## BEGIN RECORDED INFORMATION
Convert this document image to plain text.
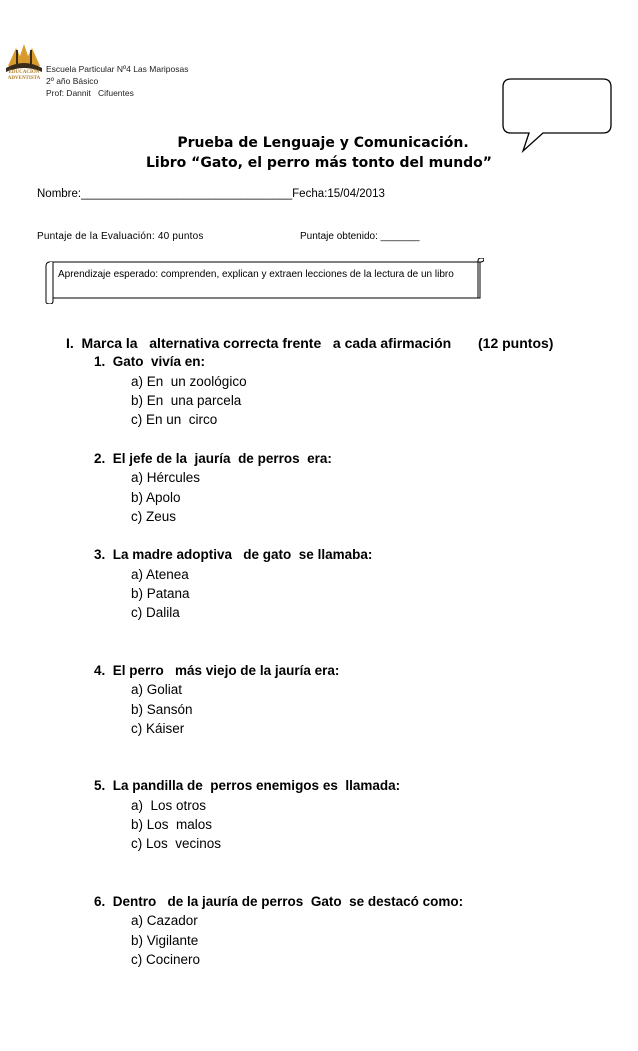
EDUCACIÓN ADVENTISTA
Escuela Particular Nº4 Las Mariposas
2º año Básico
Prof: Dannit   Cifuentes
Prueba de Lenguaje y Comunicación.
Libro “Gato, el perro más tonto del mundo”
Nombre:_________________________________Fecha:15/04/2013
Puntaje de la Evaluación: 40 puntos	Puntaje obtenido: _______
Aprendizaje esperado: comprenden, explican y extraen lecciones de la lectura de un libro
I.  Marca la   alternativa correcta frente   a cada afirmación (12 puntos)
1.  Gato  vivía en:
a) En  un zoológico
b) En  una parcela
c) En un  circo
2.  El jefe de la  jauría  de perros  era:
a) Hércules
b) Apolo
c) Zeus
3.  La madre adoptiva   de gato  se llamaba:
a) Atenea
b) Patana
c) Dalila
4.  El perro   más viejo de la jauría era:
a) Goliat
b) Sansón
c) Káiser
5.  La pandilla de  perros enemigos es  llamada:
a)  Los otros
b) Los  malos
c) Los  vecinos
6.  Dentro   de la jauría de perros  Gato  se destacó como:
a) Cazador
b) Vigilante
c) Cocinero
## END RECORDED INFORMATION
PROBLEM TO SOLVE: The records above must be transcribed exactly. Pictures are left out of the copy.

OUTPUT FOR THIS EXERCISE:
Convert this document image to plain text.
EDUCACIÓN ADVENTISTA
Escuela Particular Nº4 Las Mariposas
2º año Básico
Prof: Dannit   Cifuentes
Prueba de Lenguaje y Comunicación.
Libro “Gato, el perro más tonto del mundo”
Nombre:_________________________________Fecha:15/04/2013
Puntaje de la Evaluación: 40 puntos	Puntaje obtenido: _______
Aprendizaje esperado: comprenden, explican y extraen lecciones de la lectura de un libro
I.  Marca la   alternativa correcta frente   a cada afirmación (12 puntos)
1.  Gato  vivía en:
a) En  un zoológico
b) En  una parcela
c) En un  circo
2.  El jefe de la  jauría  de perros  era:
a) Hércules
b) Apolo
c) Zeus
3.  La madre adoptiva   de gato  se llamaba:
a) Atenea
b) Patana
c) Dalila
4.  El perro   más viejo de la jauría era:
a) Goliat
b) Sansón
c) Káiser
5.  La pandilla de  perros enemigos es  llamada:
a)  Los otros
b) Los  malos
c) Los  vecinos
6.  Dentro   de la jauría de perros  Gato  se destacó como:
a) Cazador
b) Vigilante
c) Cocinero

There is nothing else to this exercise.